'''

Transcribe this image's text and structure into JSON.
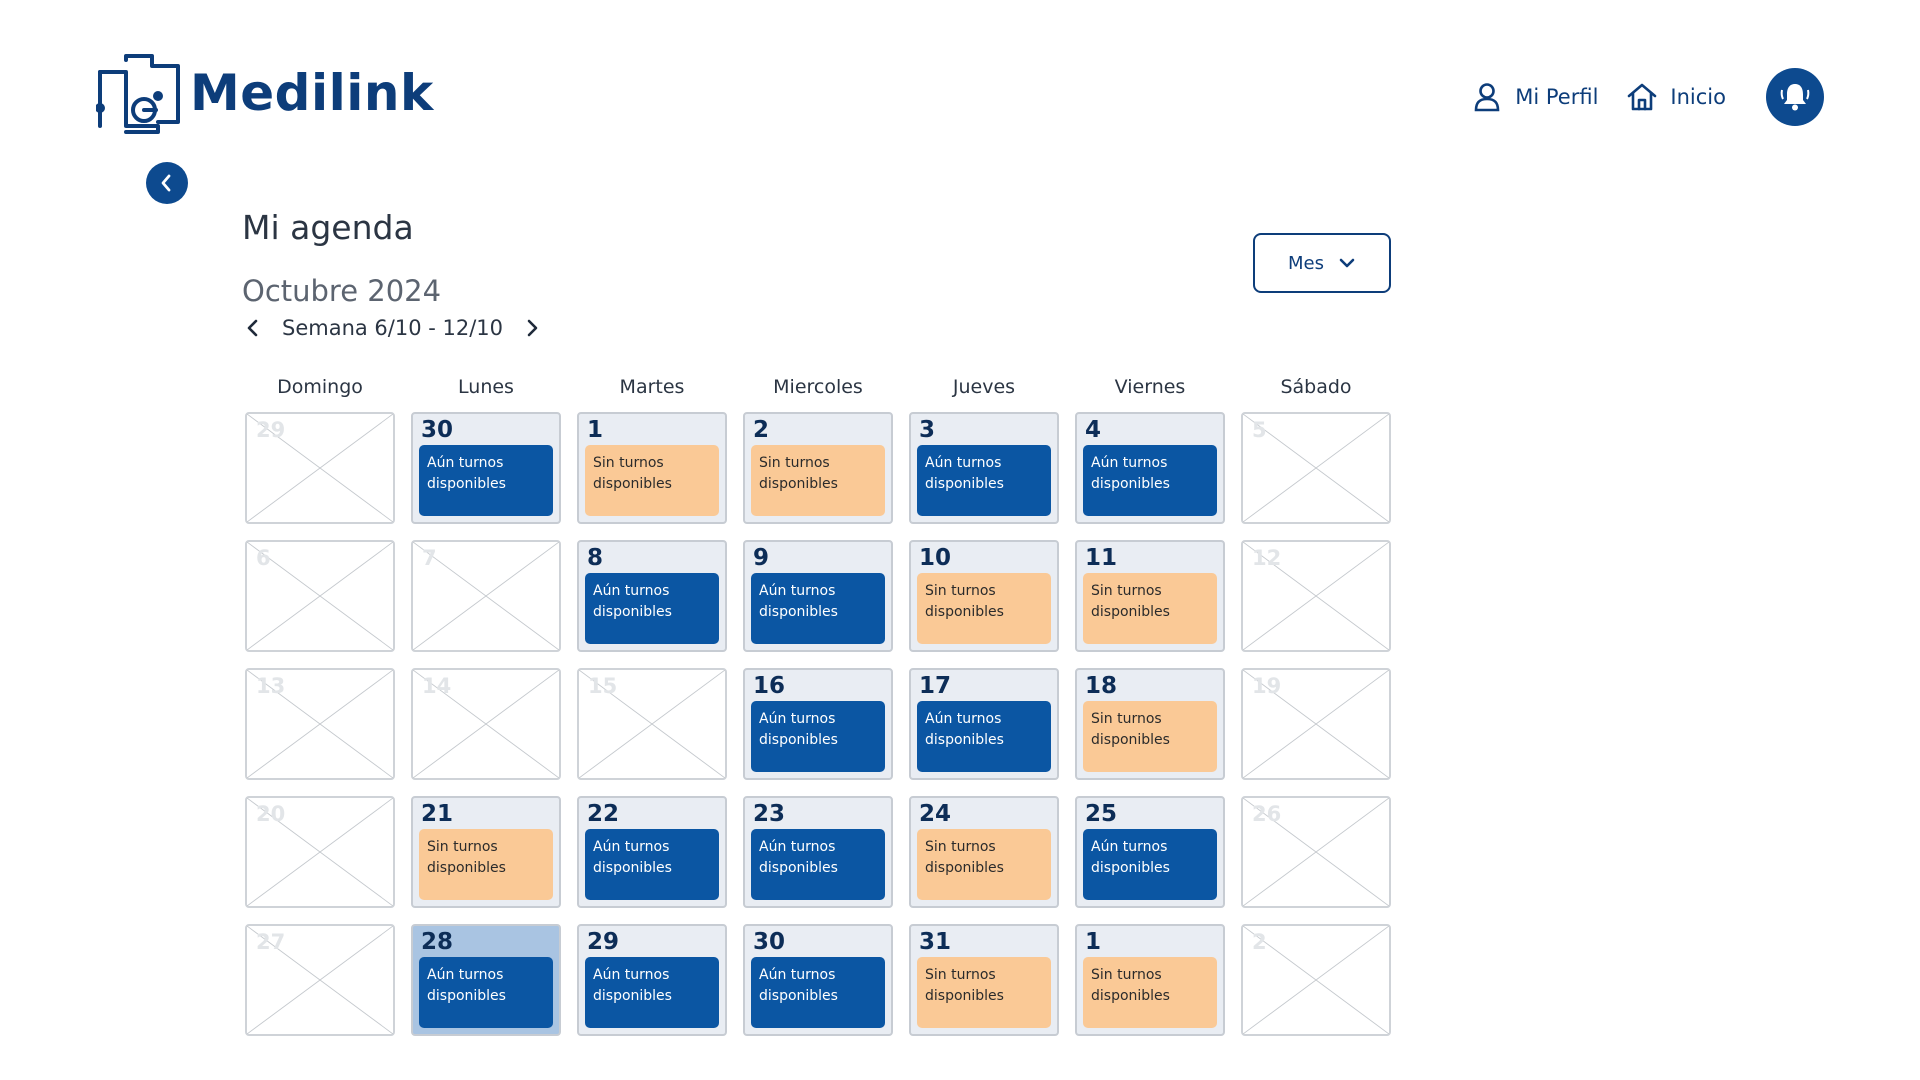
{
  "app": {
    "logo_text": "Medilink"
  },
  "nav": {
    "profile_label": "Mi Perfil",
    "home_label": "Inicio"
  },
  "page": {
    "title": "Mi agenda",
    "month": "Octubre 2024",
    "week_label": "Semana 6/10 - 12/10",
    "view_label": "Mes"
  },
  "colors": {
    "primary": "#0d4a8f",
    "available": "#0b56a3",
    "unavailable": "#fac996",
    "selected": "#a9c4e2"
  },
  "icons": {
    "profile": "user-icon",
    "home": "home-icon",
    "bell": "bell-icon",
    "back": "chevron-left-icon",
    "prev": "chevron-left-icon",
    "next": "chevron-right-icon",
    "dropdown": "chevron-down-icon"
  },
  "weekdays": [
    "Domingo",
    "Lunes",
    "Martes",
    "Miercoles",
    "Jueves",
    "Viernes",
    "Sábado"
  ],
  "status_labels": {
    "available": "Aún turnos disponibles",
    "none": "Sin turnos disponibles"
  },
  "weeks": [
    [
      {
        "day": "29",
        "status": "empty"
      },
      {
        "day": "30",
        "status": "available"
      },
      {
        "day": "1",
        "status": "none"
      },
      {
        "day": "2",
        "status": "none"
      },
      {
        "day": "3",
        "status": "available"
      },
      {
        "day": "4",
        "status": "available"
      },
      {
        "day": "5",
        "status": "empty"
      }
    ],
    [
      {
        "day": "6",
        "status": "empty"
      },
      {
        "day": "7",
        "status": "empty"
      },
      {
        "day": "8",
        "status": "available"
      },
      {
        "day": "9",
        "status": "available"
      },
      {
        "day": "10",
        "status": "none"
      },
      {
        "day": "11",
        "status": "none"
      },
      {
        "day": "12",
        "status": "empty"
      }
    ],
    [
      {
        "day": "13",
        "status": "empty"
      },
      {
        "day": "14",
        "status": "empty"
      },
      {
        "day": "15",
        "status": "empty"
      },
      {
        "day": "16",
        "status": "available"
      },
      {
        "day": "17",
        "status": "available"
      },
      {
        "day": "18",
        "status": "none"
      },
      {
        "day": "19",
        "status": "empty"
      }
    ],
    [
      {
        "day": "20",
        "status": "empty"
      },
      {
        "day": "21",
        "status": "none"
      },
      {
        "day": "22",
        "status": "available"
      },
      {
        "day": "23",
        "status": "available"
      },
      {
        "day": "24",
        "status": "none"
      },
      {
        "day": "25",
        "status": "available"
      },
      {
        "day": "26",
        "status": "empty"
      }
    ],
    [
      {
        "day": "27",
        "status": "empty"
      },
      {
        "day": "28",
        "status": "available",
        "selected": true
      },
      {
        "day": "29",
        "status": "available"
      },
      {
        "day": "30",
        "status": "available"
      },
      {
        "day": "31",
        "status": "none"
      },
      {
        "day": "1",
        "status": "none"
      },
      {
        "day": "2",
        "status": "empty"
      }
    ]
  ]
}
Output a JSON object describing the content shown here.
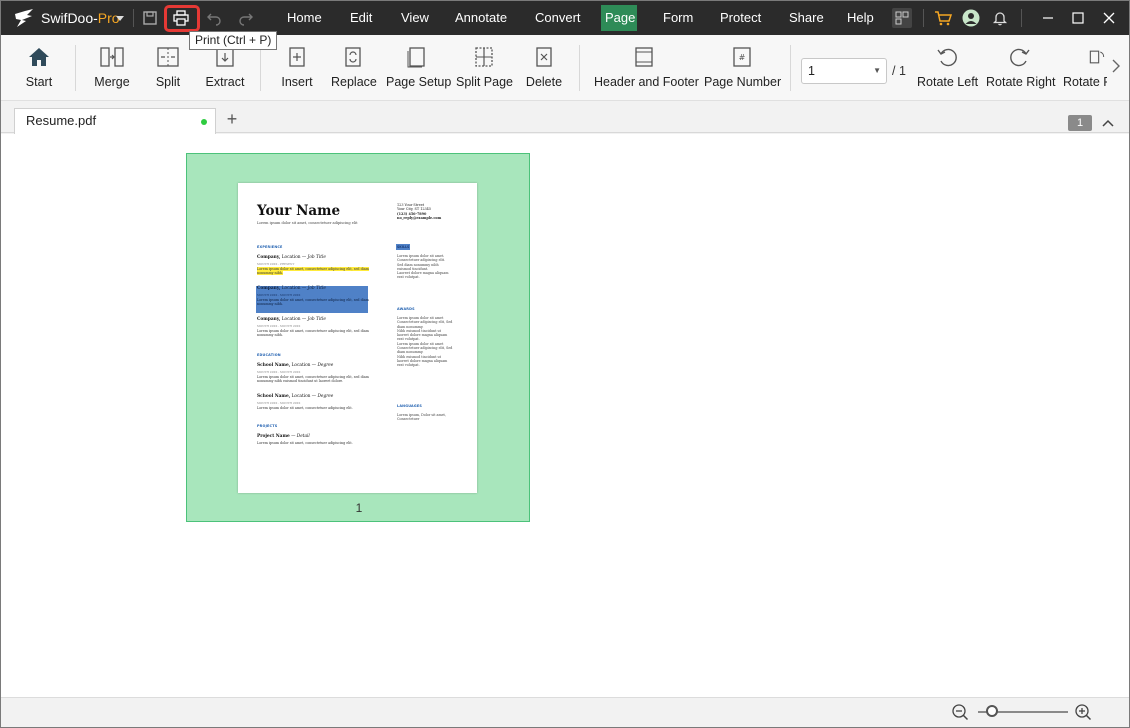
{
  "app": {
    "name_main": "SwifDoo-",
    "name_pro": "Pro"
  },
  "menu": [
    "Home",
    "Edit",
    "View",
    "Annotate",
    "Convert",
    "Page",
    "Form",
    "Protect",
    "Share",
    "Help"
  ],
  "active_menu": "Page",
  "tooltip": "Print (Ctrl + P)",
  "ribbon": {
    "start": "Start",
    "merge": "Merge",
    "split": "Split",
    "extract": "Extract",
    "insert": "Insert",
    "replace": "Replace",
    "page_setup": "Page Setup",
    "split_page": "Split Page",
    "delete": "Delete",
    "header_footer": "Header and Footer",
    "page_number": "Page Number",
    "page_value": "1",
    "page_total": "/ 1",
    "rotate_left": "Rotate Left",
    "rotate_right": "Rotate Right",
    "rotate_page": "Rotate P"
  },
  "tabs": {
    "file": "Resume.pdf",
    "add": "+",
    "page_count": "1"
  },
  "thumbnail": {
    "page_label": "1"
  },
  "resume": {
    "name": "Your Name",
    "subtitle": "Lorem ipsum dolor sit amet, consectetuer adipiscing elit",
    "contact": [
      "123 Your Street",
      "Your City, ST 12345",
      "(123) 456-7890",
      "no_reply@example.com"
    ],
    "sections": {
      "experience": "EXPERIENCE",
      "education": "EDUCATION",
      "projects": "PROJECTS",
      "skills": "SKILLS",
      "awards": "AWARDS",
      "languages": "LANGUAGES"
    },
    "jobs": [
      {
        "company": "Company,",
        "rest": " Location — ",
        "title": "Job Title",
        "meta": "MONTH 20XX - PRESENT",
        "desc": "Lorem ipsum dolor sit amet, consectetuer adipiscing elit, sed diam nonummy nibh."
      },
      {
        "company": "Company,",
        "rest": " Location — ",
        "title": "Job Title",
        "meta": "MONTH 20XX - MONTH 20XX",
        "desc": "Lorem ipsum dolor sit amet, consectetuer adipiscing elit, sed diam nonummy nibh."
      },
      {
        "company": "Company,",
        "rest": " Location — ",
        "title": "Job Title",
        "meta": "MONTH 20XX - MONTH 20XX",
        "desc": "Lorem ipsum dolor sit amet, consectetuer adipiscing elit, sed diam nonummy nibh."
      }
    ],
    "schools": [
      {
        "school": "School Name,",
        "rest": " Location — ",
        "degree": "Degree",
        "meta": "MONTH 20XX - MONTH 20XX",
        "desc": "Lorem ipsum dolor sit amet, consectetuer adipiscing elit, sed diam nonummy nibh euismod tincidunt ut laoreet dolore."
      },
      {
        "school": "School Name,",
        "rest": " Location — ",
        "degree": "Degree",
        "meta": "MONTH 20XX - MONTH 20XX",
        "desc": "Lorem ipsum dolor sit amet, consectetuer adipiscing elit."
      }
    ],
    "project": {
      "name": "Project Name",
      "rest": " — ",
      "detail": "Detail",
      "desc": "Lorem ipsum dolor sit amet, consectetuer adipiscing elit."
    },
    "skills_desc": [
      "Lorem ipsum dolor sit amet.",
      "Consectetuer adipiscing elit.",
      "Sed diam nonummy nibh euismod tincidunt.",
      "Laoreet dolore magna aliquam erat volutpat."
    ],
    "awards_desc": [
      "Lorem ipsum dolor sit amet Consectetuer adipiscing elit, Sed diam nonummy.",
      "Nibh euismod tincidunt ut laoreet dolore magna aliquam erat volutpat.",
      "Lorem ipsum dolor sit amet Consectetuer adipiscing elit, Sed diam nonummy.",
      "Nibh euismod tincidunt ut laoreet dolore magna aliquam erat volutpat."
    ],
    "languages_desc": "Lorem ipsum, Dolor sit amet, Consectetuer"
  },
  "colors": {
    "titlebar": "#2b2b2b",
    "active_menu": "#2e8b57",
    "brand_pro": "#f5a623",
    "highlight": "#e53935",
    "thumb_bg": "#a8e6bc"
  }
}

'''

EXERCISE:
Output all of the data exactly as it stands, minus any images.

RESULT FOR THIS TASK:
Transcribe this image's text and structure into JSON.
{
  "app": {
    "logo_text": "Medilink"
  },
  "nav": {
    "profile_label": "Mi Perfil",
    "home_label": "Inicio"
  },
  "page": {
    "title": "Mi agenda",
    "month": "Octubre 2024",
    "week_label": "Semana 6/10 - 12/10",
    "view_label": "Mes"
  },
  "colors": {
    "primary": "#0d4a8f",
    "available": "#0b56a3",
    "unavailable": "#fac996",
    "selected": "#a9c4e2"
  },
  "icons": {
    "profile": "user-icon",
    "home": "home-icon",
    "bell": "bell-icon",
    "back": "chevron-left-icon",
    "prev": "chevron-left-icon",
    "next": "chevron-right-icon",
    "dropdown": "chevron-down-icon"
  },
  "weekdays": [
    "Domingo",
    "Lunes",
    "Martes",
    "Miercoles",
    "Jueves",
    "Viernes",
    "Sábado"
  ],
  "status_labels": {
    "available": "Aún turnos disponibles",
    "none": "Sin turnos disponibles"
  },
  "weeks": [
    [
      {
        "day": "29",
        "status": "empty"
      },
      {
        "day": "30",
        "status": "available"
      },
      {
        "day": "1",
        "status": "none"
      },
      {
        "day": "2",
        "status": "none"
      },
      {
        "day": "3",
        "status": "available"
      },
      {
        "day": "4",
        "status": "available"
      },
      {
        "day": "5",
        "status": "empty"
      }
    ],
    [
      {
        "day": "6",
        "status": "empty"
      },
      {
        "day": "7",
        "status": "empty"
      },
      {
        "day": "8",
        "status": "available"
      },
      {
        "day": "9",
        "status": "available"
      },
      {
        "day": "10",
        "status": "none"
      },
      {
        "day": "11",
        "status": "none"
      },
      {
        "day": "12",
        "status": "empty"
      }
    ],
    [
      {
        "day": "13",
        "status": "empty"
      },
      {
        "day": "14",
        "status": "empty"
      },
      {
        "day": "15",
        "status": "empty"
      },
      {
        "day": "16",
        "status": "available"
      },
      {
        "day": "17",
        "status": "available"
      },
      {
        "day": "18",
        "status": "none"
      },
      {
        "day": "19",
        "status": "empty"
      }
    ],
    [
      {
        "day": "20",
        "status": "empty"
      },
      {
        "day": "21",
        "status": "none"
      },
      {
        "day": "22",
        "status": "available"
      },
      {
        "day": "23",
        "status": "available"
      },
      {
        "day": "24",
        "status": "none"
      },
      {
        "day": "25",
        "status": "available"
      },
      {
        "day": "26",
        "status": "empty"
      }
    ],
    [
      {
        "day": "27",
        "status": "empty"
      },
      {
        "day": "28",
        "status": "available",
        "selected": true
      },
      {
        "day": "29",
        "status": "available"
      },
      {
        "day": "30",
        "status": "available"
      },
      {
        "day": "31",
        "status": "none"
      },
      {
        "day": "1",
        "status": "none"
      },
      {
        "day": "2",
        "status": "empty"
      }
    ]
  ]
}
Output a JSON object describing the content shown here.
{
  "app": {
    "name_main": "SwifDoo-",
    "name_pro": "Pro"
  },
  "menu": [
    "Home",
    "Edit",
    "View",
    "Annotate",
    "Convert",
    "Page",
    "Form",
    "Protect",
    "Share",
    "Help"
  ],
  "active_menu": "Page",
  "tooltip": "Print (Ctrl + P)",
  "ribbon": {
    "start": "Start",
    "merge": "Merge",
    "split": "Split",
    "extract": "Extract",
    "insert": "Insert",
    "replace": "Replace",
    "page_setup": "Page Setup",
    "split_page": "Split Page",
    "delete": "Delete",
    "header_footer": "Header and Footer",
    "page_number": "Page Number",
    "page_value": "1",
    "page_total": "/ 1",
    "rotate_left": "Rotate Left",
    "rotate_right": "Rotate Right",
    "rotate_page": "Rotate P"
  },
  "tabs": {
    "file": "Resume.pdf",
    "add": "+",
    "page_count": "1"
  },
  "thumbnail": {
    "page_label": "1"
  },
  "resume": {
    "name": "Your Name",
    "subtitle": "Lorem ipsum dolor sit amet, consectetuer adipiscing elit",
    "contact": [
      "123 Your Street",
      "Your City, ST 12345",
      "(123) 456-7890",
      "no_reply@example.com"
    ],
    "sections": {
      "experience": "EXPERIENCE",
      "education": "EDUCATION",
      "projects": "PROJECTS",
      "skills": "SKILLS",
      "awards": "AWARDS",
      "languages": "LANGUAGES"
    },
    "jobs": [
      {
        "company": "Company,",
        "rest": " Location — ",
        "title": "Job Title",
        "meta": "MONTH 20XX - PRESENT",
        "desc": "Lorem ipsum dolor sit amet, consectetuer adipiscing elit, sed diam nonummy nibh."
      },
      {
        "company": "Company,",
        "rest": " Location — ",
        "title": "Job Title",
        "meta": "MONTH 20XX - MONTH 20XX",
        "desc": "Lorem ipsum dolor sit amet, consectetuer adipiscing elit, sed diam nonummy nibh."
      },
      {
        "company": "Company,",
        "rest": " Location — ",
        "title": "Job Title",
        "meta": "MONTH 20XX - MONTH 20XX",
        "desc": "Lorem ipsum dolor sit amet, consectetuer adipiscing elit, sed diam nonummy nibh."
      }
    ],
    "schools": [
      {
        "school": "School Name,",
        "rest": " Location — ",
        "degree": "Degree",
        "meta": "MONTH 20XX - MONTH 20XX",
        "desc": "Lorem ipsum dolor sit amet, consectetuer adipiscing elit, sed diam nonummy nibh euismod tincidunt ut laoreet dolore."
      },
      {
        "school": "School Name,",
        "rest": " Location — ",
        "degree": "Degree",
        "meta": "MONTH 20XX - MONTH 20XX",
        "desc": "Lorem ipsum dolor sit amet, consectetuer adipiscing elit."
      }
    ],
    "project": {
      "name": "Project Name",
      "rest": " — ",
      "detail": "Detail",
      "desc": "Lorem ipsum dolor sit amet, consectetuer adipiscing elit."
    },
    "skills_desc": [
      "Lorem ipsum dolor sit amet.",
      "Consectetuer adipiscing elit.",
      "Sed diam nonummy nibh euismod tincidunt.",
      "Laoreet dolore magna aliquam erat volutpat."
    ],
    "awards_desc": [
      "Lorem ipsum dolor sit amet Consectetuer adipiscing elit, Sed diam nonummy.",
      "Nibh euismod tincidunt ut laoreet dolore magna aliquam erat volutpat.",
      "Lorem ipsum dolor sit amet Consectetuer adipiscing elit, Sed diam nonummy.",
      "Nibh euismod tincidunt ut laoreet dolore magna aliquam erat volutpat."
    ],
    "languages_desc": "Lorem ipsum, Dolor sit amet, Consectetuer"
  },
  "colors": {
    "titlebar": "#2b2b2b",
    "active_menu": "#2e8b57",
    "brand_pro": "#f5a623",
    "highlight": "#e53935",
    "thumb_bg": "#a8e6bc"
  }
}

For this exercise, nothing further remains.